## Do this
Search the data for the string "κλάσης" and extract every line where it appears.

***

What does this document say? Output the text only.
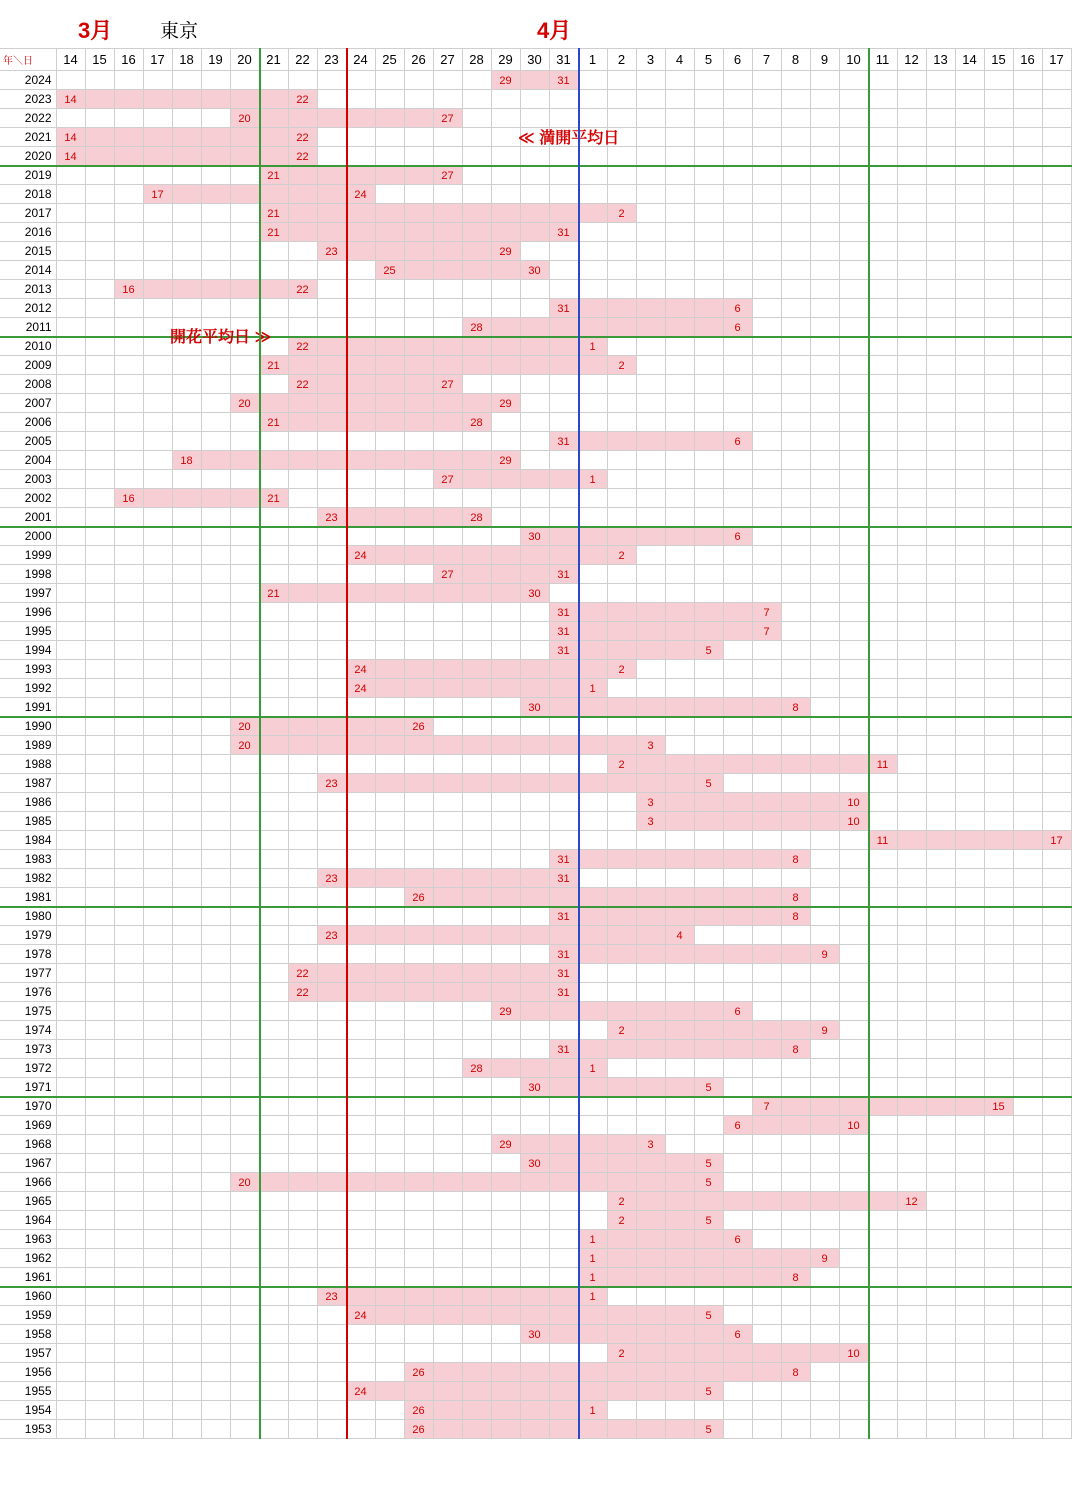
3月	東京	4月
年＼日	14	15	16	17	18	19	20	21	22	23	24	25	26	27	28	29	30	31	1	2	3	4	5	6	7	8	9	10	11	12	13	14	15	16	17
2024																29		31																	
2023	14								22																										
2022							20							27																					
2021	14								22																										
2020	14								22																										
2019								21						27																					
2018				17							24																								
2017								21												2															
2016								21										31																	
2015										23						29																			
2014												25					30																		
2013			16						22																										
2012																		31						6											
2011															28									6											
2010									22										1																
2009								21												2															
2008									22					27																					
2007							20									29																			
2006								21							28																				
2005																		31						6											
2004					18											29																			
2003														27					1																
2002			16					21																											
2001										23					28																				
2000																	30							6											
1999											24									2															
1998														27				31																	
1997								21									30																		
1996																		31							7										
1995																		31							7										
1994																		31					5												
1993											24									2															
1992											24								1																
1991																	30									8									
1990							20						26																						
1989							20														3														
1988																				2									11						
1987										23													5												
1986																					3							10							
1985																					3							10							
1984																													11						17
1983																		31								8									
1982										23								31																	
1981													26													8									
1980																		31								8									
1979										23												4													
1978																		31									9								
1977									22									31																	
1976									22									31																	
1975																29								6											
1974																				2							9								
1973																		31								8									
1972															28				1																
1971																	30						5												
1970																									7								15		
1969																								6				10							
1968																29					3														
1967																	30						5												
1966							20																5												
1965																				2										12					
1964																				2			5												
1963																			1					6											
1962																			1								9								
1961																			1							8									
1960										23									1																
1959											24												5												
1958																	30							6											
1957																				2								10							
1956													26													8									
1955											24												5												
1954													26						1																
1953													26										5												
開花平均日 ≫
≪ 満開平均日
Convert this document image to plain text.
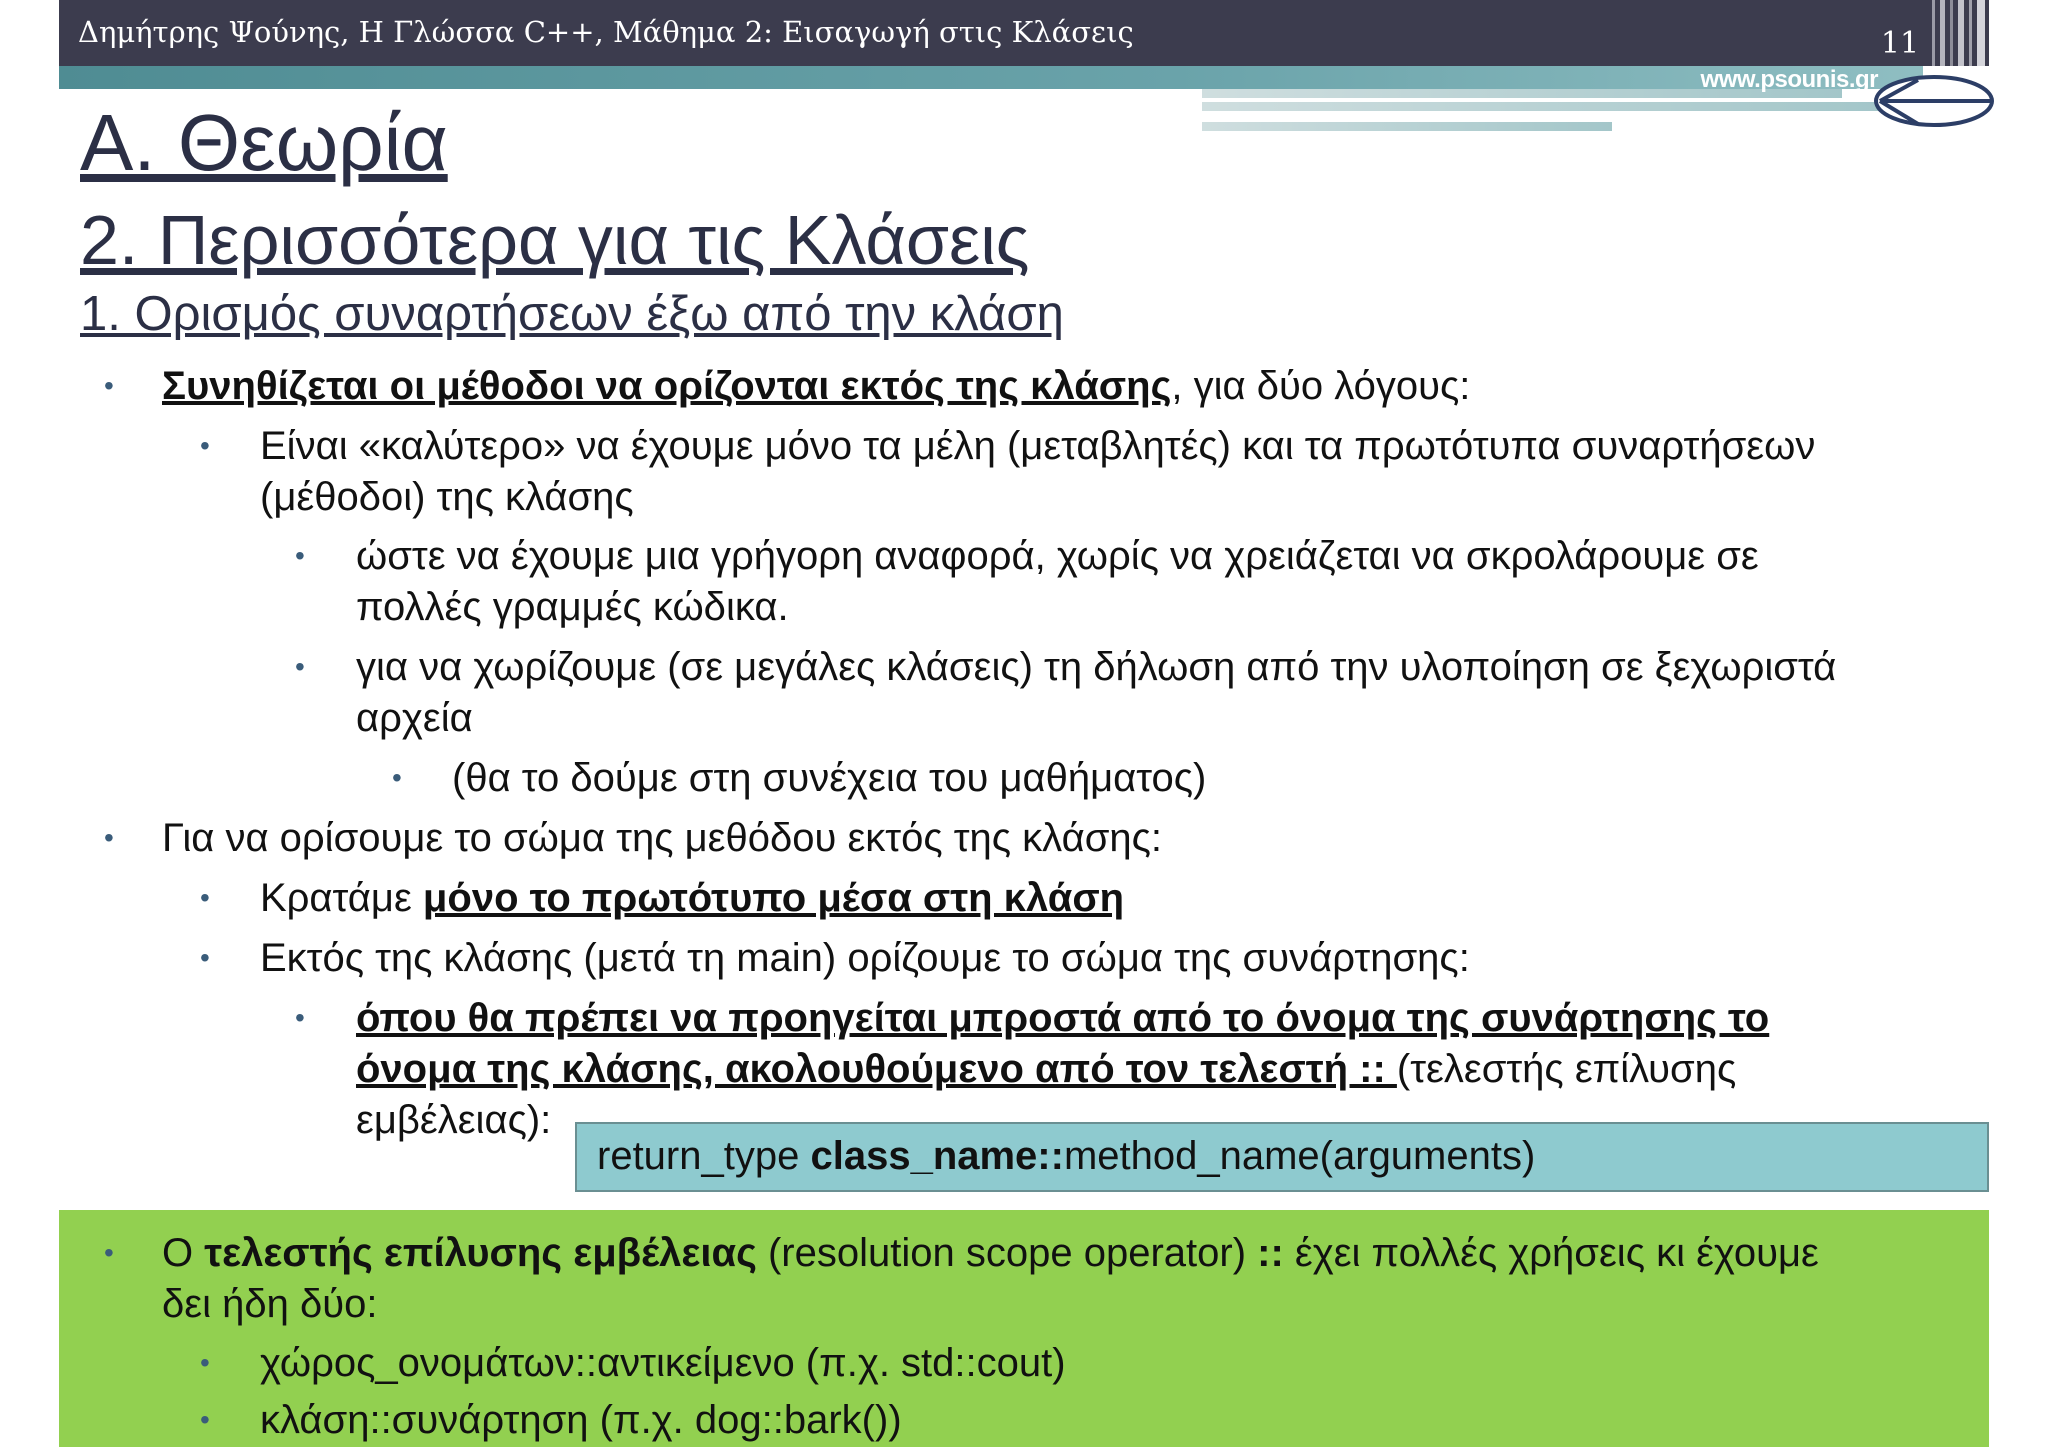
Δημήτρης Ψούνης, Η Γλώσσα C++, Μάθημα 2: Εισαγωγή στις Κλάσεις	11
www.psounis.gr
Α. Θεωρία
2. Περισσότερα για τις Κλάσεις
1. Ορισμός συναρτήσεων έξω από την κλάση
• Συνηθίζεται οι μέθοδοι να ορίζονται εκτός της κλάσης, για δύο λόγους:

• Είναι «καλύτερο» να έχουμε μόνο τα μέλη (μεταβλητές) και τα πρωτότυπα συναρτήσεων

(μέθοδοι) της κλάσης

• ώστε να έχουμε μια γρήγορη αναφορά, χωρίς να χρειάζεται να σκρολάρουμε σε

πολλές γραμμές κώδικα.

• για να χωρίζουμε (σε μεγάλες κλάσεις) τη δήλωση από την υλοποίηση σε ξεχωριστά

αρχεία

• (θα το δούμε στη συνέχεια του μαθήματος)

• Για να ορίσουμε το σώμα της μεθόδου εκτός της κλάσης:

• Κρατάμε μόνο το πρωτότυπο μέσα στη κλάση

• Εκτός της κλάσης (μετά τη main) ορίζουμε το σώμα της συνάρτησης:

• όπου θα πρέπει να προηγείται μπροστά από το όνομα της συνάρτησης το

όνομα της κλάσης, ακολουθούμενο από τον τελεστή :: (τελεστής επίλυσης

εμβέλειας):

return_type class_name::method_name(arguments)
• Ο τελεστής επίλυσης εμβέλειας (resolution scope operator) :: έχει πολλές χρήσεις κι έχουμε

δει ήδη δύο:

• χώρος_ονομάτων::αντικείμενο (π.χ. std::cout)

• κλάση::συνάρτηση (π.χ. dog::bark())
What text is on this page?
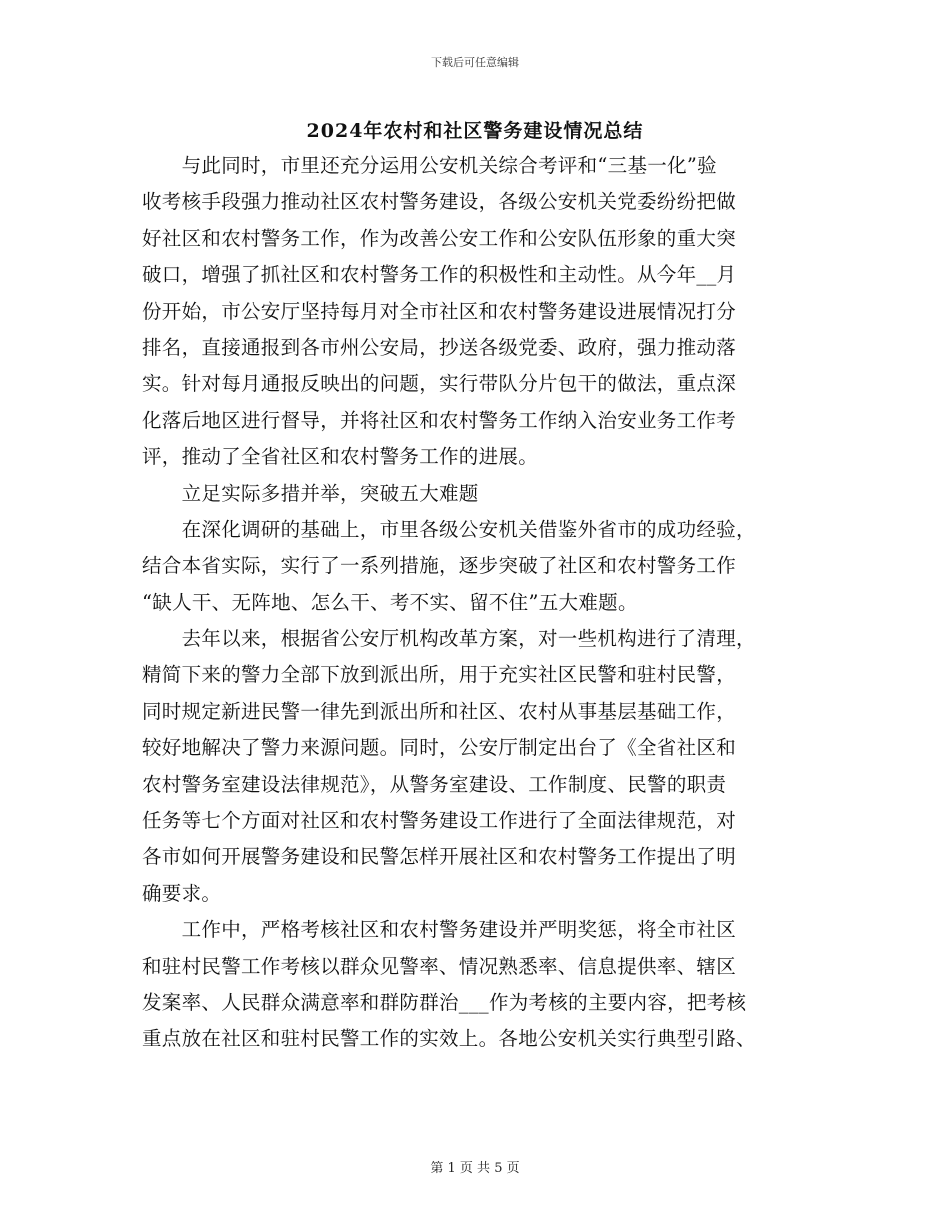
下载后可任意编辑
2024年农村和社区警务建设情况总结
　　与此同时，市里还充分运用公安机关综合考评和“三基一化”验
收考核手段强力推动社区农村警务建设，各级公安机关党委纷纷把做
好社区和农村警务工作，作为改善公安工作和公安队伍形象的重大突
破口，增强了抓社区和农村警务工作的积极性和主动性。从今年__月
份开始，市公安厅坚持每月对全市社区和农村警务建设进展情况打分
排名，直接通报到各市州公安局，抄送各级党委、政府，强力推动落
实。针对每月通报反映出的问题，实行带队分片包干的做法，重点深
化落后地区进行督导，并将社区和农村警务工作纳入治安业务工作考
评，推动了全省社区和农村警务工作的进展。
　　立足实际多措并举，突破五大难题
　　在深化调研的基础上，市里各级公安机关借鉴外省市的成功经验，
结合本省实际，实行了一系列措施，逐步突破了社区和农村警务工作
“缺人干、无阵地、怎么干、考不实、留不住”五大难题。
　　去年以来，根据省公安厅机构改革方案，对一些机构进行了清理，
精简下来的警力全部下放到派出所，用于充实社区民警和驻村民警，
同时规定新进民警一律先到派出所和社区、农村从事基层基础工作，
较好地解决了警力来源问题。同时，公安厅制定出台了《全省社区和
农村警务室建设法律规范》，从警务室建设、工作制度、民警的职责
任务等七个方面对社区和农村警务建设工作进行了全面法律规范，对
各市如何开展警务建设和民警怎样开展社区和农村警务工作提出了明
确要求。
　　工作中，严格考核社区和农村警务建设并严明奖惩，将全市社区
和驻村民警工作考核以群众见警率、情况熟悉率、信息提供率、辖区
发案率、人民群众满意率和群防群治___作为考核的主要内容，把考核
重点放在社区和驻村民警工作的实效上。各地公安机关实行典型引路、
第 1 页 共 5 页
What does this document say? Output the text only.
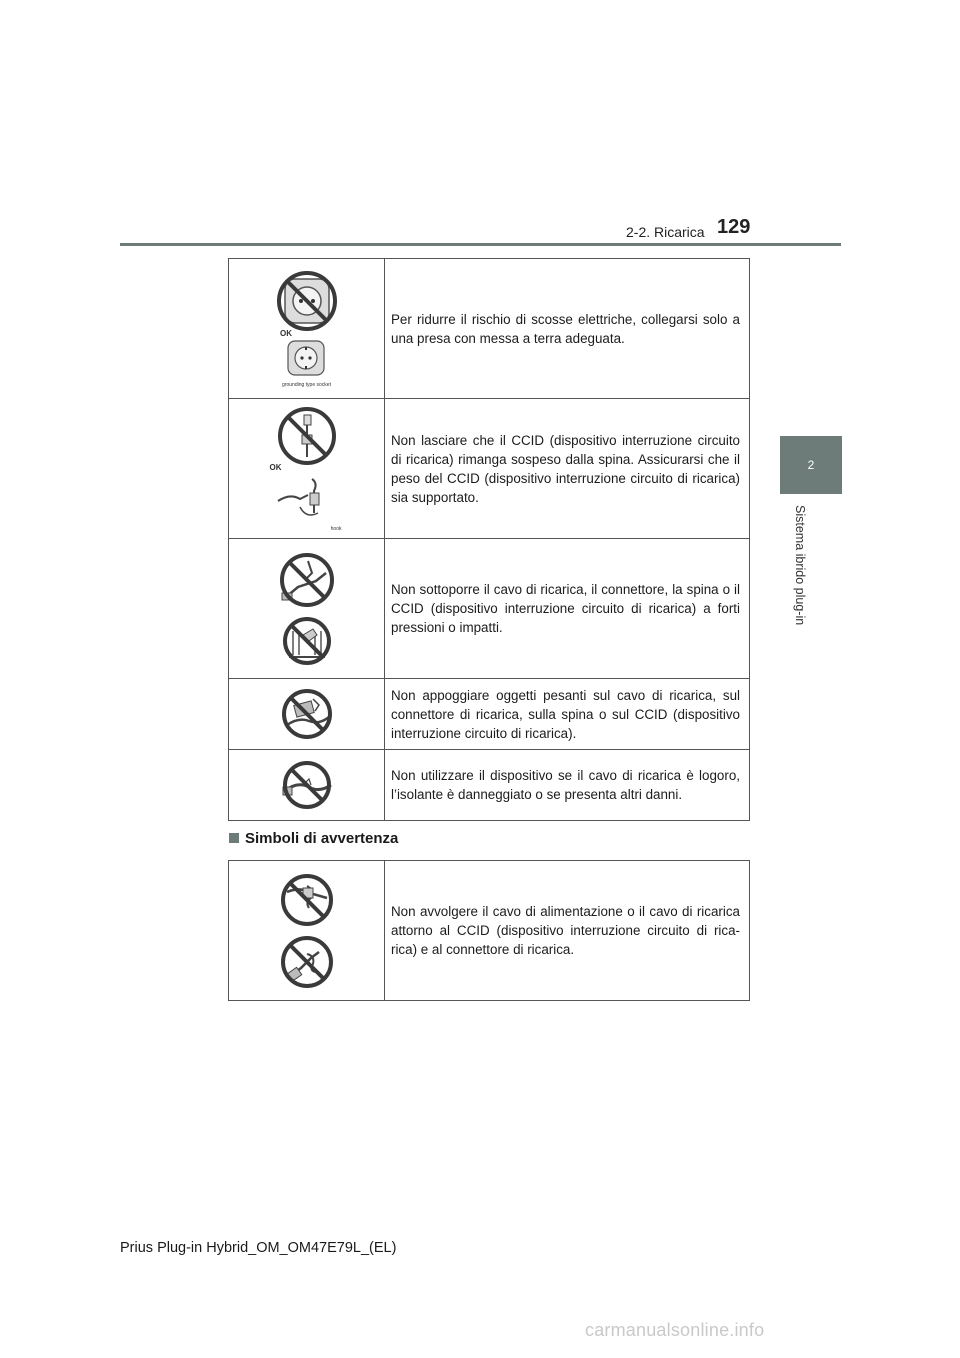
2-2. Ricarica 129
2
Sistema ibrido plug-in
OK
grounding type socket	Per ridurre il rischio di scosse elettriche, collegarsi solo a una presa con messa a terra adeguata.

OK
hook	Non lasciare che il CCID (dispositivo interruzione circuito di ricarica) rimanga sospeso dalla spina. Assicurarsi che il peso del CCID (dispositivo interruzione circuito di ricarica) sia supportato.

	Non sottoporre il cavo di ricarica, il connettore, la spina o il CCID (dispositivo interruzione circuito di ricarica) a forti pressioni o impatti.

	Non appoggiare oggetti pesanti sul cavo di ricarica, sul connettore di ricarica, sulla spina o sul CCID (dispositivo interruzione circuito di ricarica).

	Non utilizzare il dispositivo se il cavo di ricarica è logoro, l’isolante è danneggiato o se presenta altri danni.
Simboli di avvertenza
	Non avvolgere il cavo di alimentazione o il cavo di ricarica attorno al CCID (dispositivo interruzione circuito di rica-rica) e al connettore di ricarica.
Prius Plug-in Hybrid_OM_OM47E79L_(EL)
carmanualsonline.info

***

## Final answer
• Συνηθίζεται οι μέθοδοι να ορίζονται εκτός της κλάσης, για δύο λόγους:
(μέθοδοι) της κλάσης
• Για να ορίσουμε το σώμα της μεθόδου εκτός της κλάσης:
• Εκτός της κλάσης (μετά τη main) ορίζουμε το σώμα της συνάρτησης:
όνομα της κλάσης, ακολουθούμενο από τον τελεστή :: (τελεστής επίλυσης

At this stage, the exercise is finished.